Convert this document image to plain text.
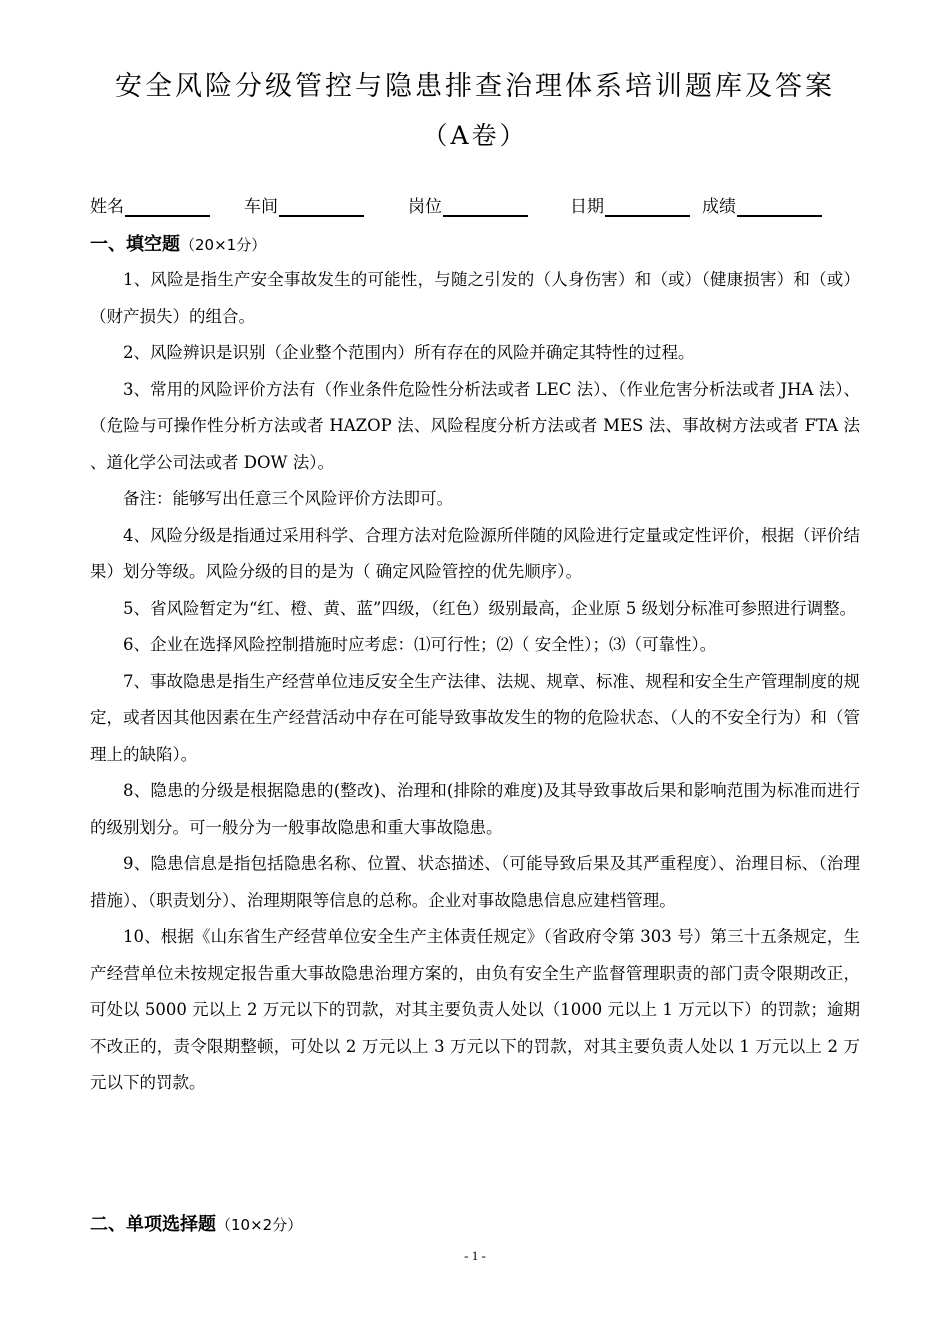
安全风险分级管控与隐患排查治理体系培训题库及答案
（A卷）
姓名	车间	岗位	日期	成绩
一、填空题（20×1分）

1、风险是指生产安全事故发生的可能性，与随之引发的（人身伤害）和（或）（健康损害）和（或）（财产损失）的组合。

2、风险辨识是识别（企业整个范围内）所有存在的风险并确定其特性的过程。

3、常用的风险评价方法有（作业条件危险性分析法或者 LEC 法）、（作业危害分析法或者 JHA 法）、（危险与可操作性分析方法或者 HAZOP 法、风险程度分析方法或者 MES 法、事故树方法或者 FTA 法 、道化学公司法或者 DOW 法）。

备注：能够写出任意三个风险评价方法即可。

4、风险分级是指通过采用科学、合理方法对危险源所伴随的风险进行定量或定性评价，根据（评价结果）划分等级。风险分级的目的是为（ 确定风险管控的优先顺序）。

5、省风险暂定为“红、橙、黄、蓝”四级，（红色）级别最高，企业原 5 级划分标准可参照进行调整。

6、企业在选择风险控制措施时应考虑：⑴可行性；⑵（ 安全性）；⑶（可靠性）。

7、事故隐患是指生产经营单位违反安全生产法律、法规、规章、标准、规程和安全生产管理制度的规定，或者因其他因素在生产经营活动中存在可能导致事故发生的物的危险状态、（人的不安全行为）和（管理上的缺陷）。

8、隐患的分级是根据隐患的(整改)、治理和(排除的难度)及其导致事故后果和影响范围为标准而进行的级别划分。可一般分为一般事故隐患和重大事故隐患。

9、隐患信息是指包括隐患名称、位置、状态描述、（可能导致后果及其严重程度）、治理目标、（治理措施）、（职责划分）、治理期限等信息的总称。企业对事故隐患信息应建档管理。

10、根据《山东省生产经营单位安全生产主体责任规定》（省政府令第 303 号）第三十五条规定，生产经营单位未按规定报告重大事故隐患治理方案的，由负有安全生产监督管理职责的部门责令限期改正，可处以 5000 元以上 2 万元以下的罚款，对其主要负责人处以（1000 元以上 1 万元以下）的罚款；逾期不改正的，责令限期整顿，可处以 2 万元以上 3 万元以下的罚款，对其主要负责人处以 1 万元以上 2 万元以下的罚款。

二、单项选择题（10×2分）
- 1 -
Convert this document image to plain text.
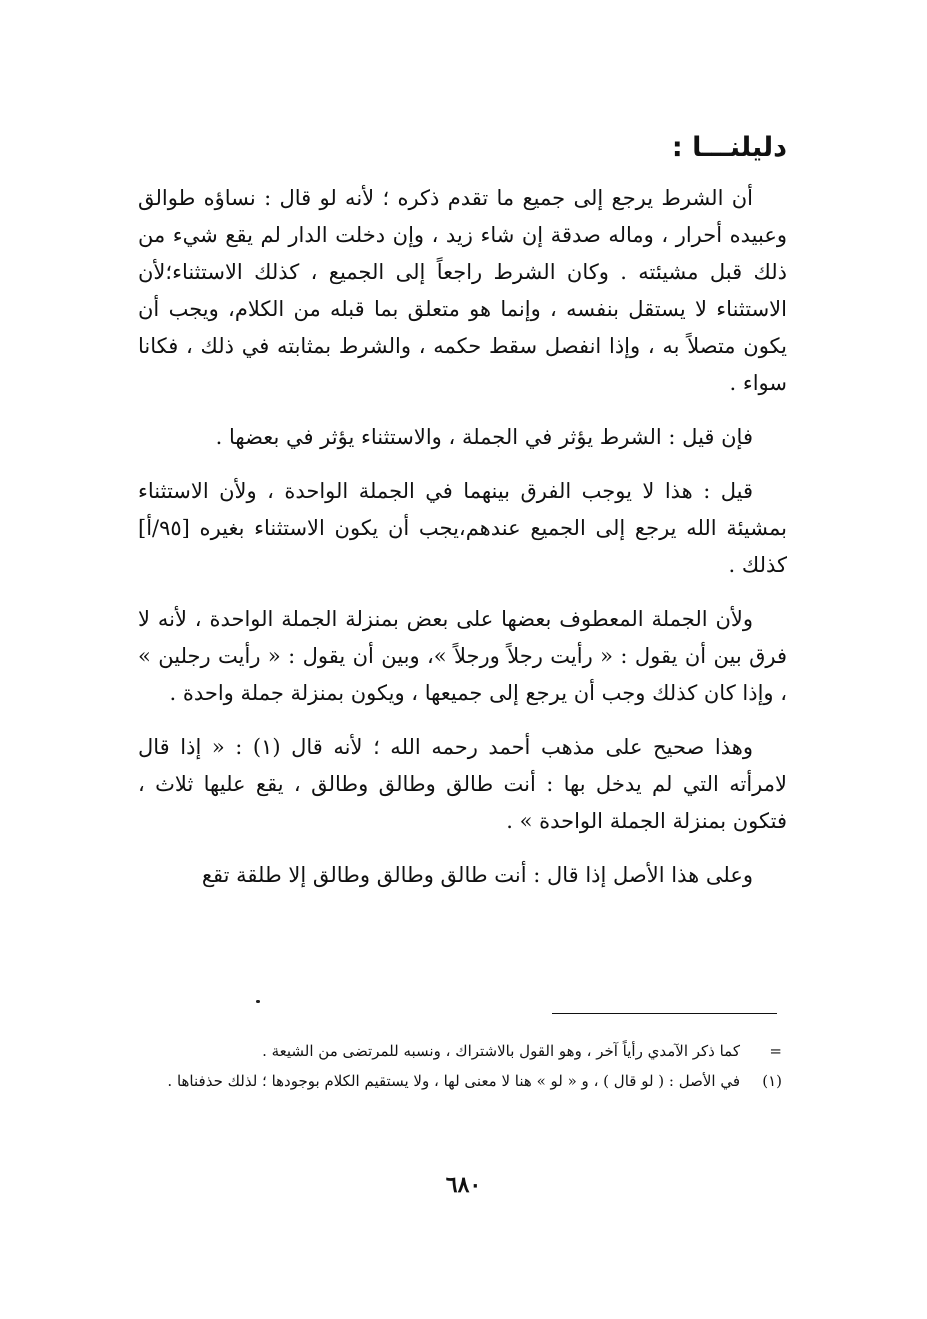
دليلنـــا :

أن الشرط يرجع إلى جميع ما تقدم ذكره ؛ لأنه لو قال : نساؤه طوالق وعبيده أحرار ، وماله صدقة إن شاء زيد ، وإن دخلت الدار لم يقع شيء من ذلك قبل مشيئته . وكان الشرط راجعاً إلى الجميع ، كذلك الاستثناء؛لأن الاستثناء لا يستقل بنفسه ، وإنما هو متعلق بما قبله من الكلام، ويجب أن يكون متصلاً به ، وإذا انفصل سقط حكمه ، والشرط بمثابته في ذلك ، فكانا سواء .

فإن قيل : الشرط يؤثر في الجملة ، والاستثناء يؤثر في بعضها .

قيل : هذا لا يوجب الفرق بينهما في الجملة الواحدة ، ولأن الاستثناء بمشيئة الله يرجع إلى الجميع عندهم،يجب أن يكون الاستثناء بغيره [٩٥/أ] كذلك .

ولأن الجملة المعطوف بعضها على بعض بمنزلة الجملة الواحدة ، لأنه لا فرق بين أن يقول : « رأيت رجلاً ورجلاً »، وبين أن يقول : « رأيت رجلين » ، وإذا كان كذلك وجب أن يرجع إلى جميعها ، ويكون بمنزلة جملة واحدة .

وهذا صحيح على مذهب أحمد رحمه الله ؛ لأنه قال (١) : « إذا قال لامرأته التي لم يدخل بها : أنت طالق وطالق وطالق ، يقع عليها ثلاث ، فتكون بمنزلة الجملة الواحدة » .

وعلى هذا الأصل إذا قال : أنت طالق وطالق وطالق إلا طلقة تقع

=
كما ذكر الآمدي رأياً آخر ، وهو القول بالاشتراك ، ونسبه للمرتضى من الشيعة .
(١)
في الأصل : ( لو قال ) ، و « لو » هنا لا معنى لها ، ولا يستقيم الكلام بوجودها ؛ لذلك حذفناها .
٦٨٠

◆ STATED GOAL ◆
Extract, from the material above, each line holding the word "وإذا".

◆ THE REPLY ◆
أن الشرط يرجع إلى جميع ما تقدم ذكره ؛ لأنه لو قال : نساؤه طوالق وعبيده أحرار ، وماله صدقة إن شاء زيد ، وإن دخلت الدار لم يقع شيء من ذلك قبل مشيئته . وكان الشرط راجعاً إلى الجميع ، كذلك الاستثناء؛لأن الاستثناء لا يستقل بنفسه ، وإنما هو متعلق بما قبله من الكلام، ويجب أن يكون متصلاً به ، وإذا انفصل سقط حكمه ، والشرط بمثابته في ذلك ، فكانا سواء .
ولأن الجملة المعطوف بعضها على بعض بمنزلة الجملة الواحدة ، لأنه لا فرق بين أن يقول : « رأيت رجلاً ورجلاً »، وبين أن يقول : « رأيت رجلين » ، وإذا كان كذلك وجب أن يرجع إلى جميعها ، ويكون بمنزلة جملة واحدة .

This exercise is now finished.